## Stated problem
Rewrite the listing below with "milliseconds" renamed to "msec" wherever it occurs, leaving everything else unchanged and the pictures out.

## Listing

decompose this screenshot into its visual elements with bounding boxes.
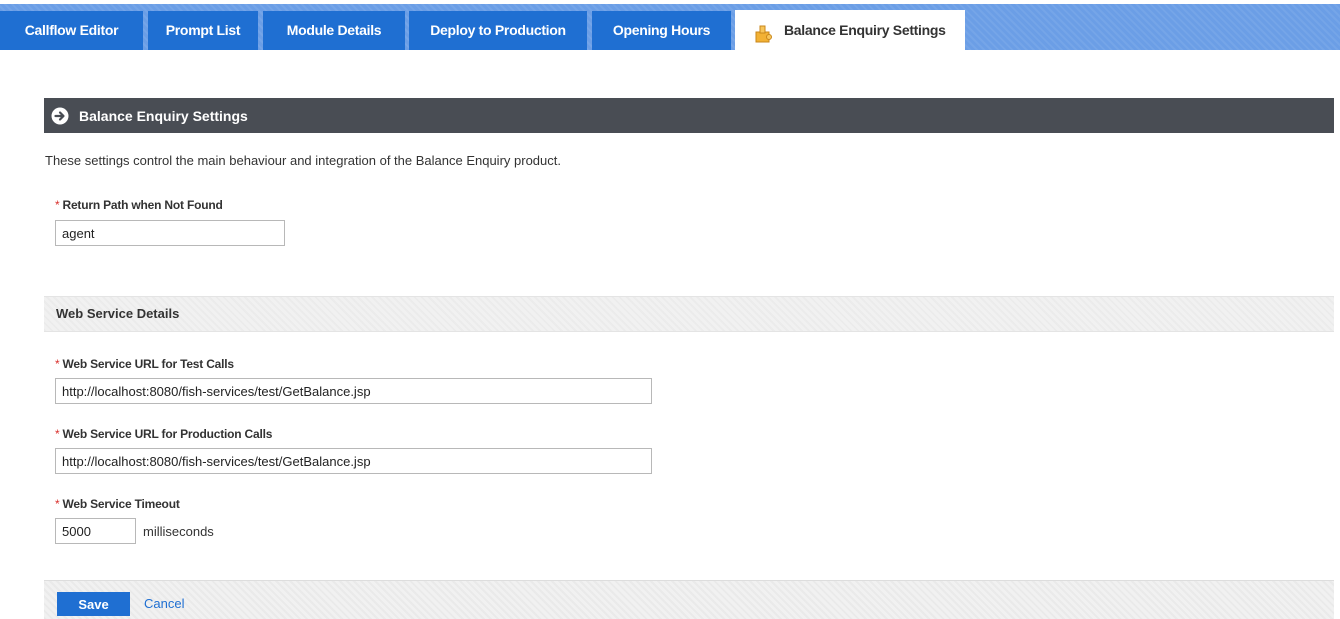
section-title: Web Service Details — [56, 306, 180, 321]
timeout-input[interactable] — [55, 518, 136, 544]
return-path-label: * Return Path when Not Found — [55, 198, 223, 212]
test-url-label: * Web Service URL for Test Calls — [55, 357, 234, 371]
required-marker: * — [55, 357, 60, 371]
save-button[interactable]: Save — [57, 592, 130, 616]
timeout-label-text: Web Service Timeout — [62, 497, 180, 511]
arrow-circle-icon — [51, 107, 69, 125]
prod-url-label: * Web Service URL for Production Calls — [55, 427, 272, 441]
web-service-details-section: Web Service Details — [44, 296, 1334, 332]
required-marker: * — [55, 427, 60, 441]
form-footer: Save Cancel — [44, 580, 1334, 619]
puzzle-icon — [753, 20, 773, 43]
return-path-label-text: Return Path when Not Found — [62, 198, 223, 212]
timeout-unit: milliseconds — [143, 524, 214, 539]
cancel-link[interactable]: Cancel — [144, 596, 184, 611]
tab-label: Balance Enquiry Settings — [784, 21, 946, 38]
prod-url-input[interactable] — [55, 448, 652, 474]
prod-url-label-text: Web Service URL for Production Calls — [62, 427, 273, 441]
test-url-label-text: Web Service URL for Test Calls — [62, 357, 234, 371]
test-url-input[interactable] — [55, 378, 652, 404]
return-path-input[interactable] — [55, 220, 285, 246]
tab-bar: Callflow Editor Prompt List Module Detai… — [0, 4, 1340, 50]
tab-opening-hours[interactable]: Opening Hours — [592, 11, 731, 50]
tab-balance-enquiry-settings[interactable]: Balance Enquiry Settings — [735, 10, 965, 50]
panel-title-bar: Balance Enquiry Settings — [44, 98, 1334, 133]
tab-deploy-to-production[interactable]: Deploy to Production — [409, 11, 587, 50]
tab-callflow-editor[interactable]: Callflow Editor — [0, 11, 143, 50]
tab-module-details[interactable]: Module Details — [263, 11, 405, 50]
timeout-label: * Web Service Timeout — [55, 497, 180, 511]
panel-description: These settings control the main behaviou… — [45, 153, 561, 168]
required-marker: * — [55, 497, 60, 511]
required-marker: * — [55, 198, 60, 212]
panel-title: Balance Enquiry Settings — [79, 107, 248, 124]
tab-prompt-list[interactable]: Prompt List — [148, 11, 258, 50]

## Problem solution
decompose this screenshot into its visual elements with bounding boxes.
section-title: Web Service Details — [56, 306, 180, 321]
timeout-input[interactable] — [55, 518, 136, 544]
return-path-label: * Return Path when Not Found — [55, 198, 223, 212]
test-url-label: * Web Service URL for Test Calls — [55, 357, 234, 371]
required-marker: * — [55, 357, 60, 371]
save-button[interactable]: Save — [57, 592, 130, 616]
timeout-label-text: Web Service Timeout — [62, 497, 180, 511]
arrow-circle-icon — [51, 107, 69, 125]
prod-url-label: * Web Service URL for Production Calls — [55, 427, 272, 441]
web-service-details-section: Web Service Details — [44, 296, 1334, 332]
required-marker: * — [55, 427, 60, 441]
form-footer: Save Cancel — [44, 580, 1334, 619]
puzzle-icon — [753, 20, 773, 43]
return-path-label-text: Return Path when Not Found — [62, 198, 223, 212]
timeout-unit: msec — [143, 524, 214, 539]
cancel-link[interactable]: Cancel — [144, 596, 184, 611]
tab-label: Balance Enquiry Settings — [784, 21, 946, 38]
prod-url-input[interactable] — [55, 448, 652, 474]
prod-url-label-text: Web Service URL for Production Calls — [62, 427, 273, 441]
test-url-label-text: Web Service URL for Test Calls — [62, 357, 234, 371]
test-url-input[interactable] — [55, 378, 652, 404]
return-path-input[interactable] — [55, 220, 285, 246]
tab-bar: Callflow Editor Prompt List Module Detai… — [0, 4, 1340, 50]
tab-opening-hours[interactable]: Opening Hours — [592, 11, 731, 50]
tab-balance-enquiry-settings[interactable]: Balance Enquiry Settings — [735, 10, 965, 50]
panel-title-bar: Balance Enquiry Settings — [44, 98, 1334, 133]
tab-deploy-to-production[interactable]: Deploy to Production — [409, 11, 587, 50]
tab-callflow-editor[interactable]: Callflow Editor — [0, 11, 143, 50]
tab-module-details[interactable]: Module Details — [263, 11, 405, 50]
timeout-label: * Web Service Timeout — [55, 497, 180, 511]
panel-description: These settings control the main behaviou… — [45, 153, 561, 168]
required-marker: * — [55, 497, 60, 511]
required-marker: * — [55, 198, 60, 212]
panel-title: Balance Enquiry Settings — [79, 107, 248, 124]
tab-prompt-list[interactable]: Prompt List — [148, 11, 258, 50]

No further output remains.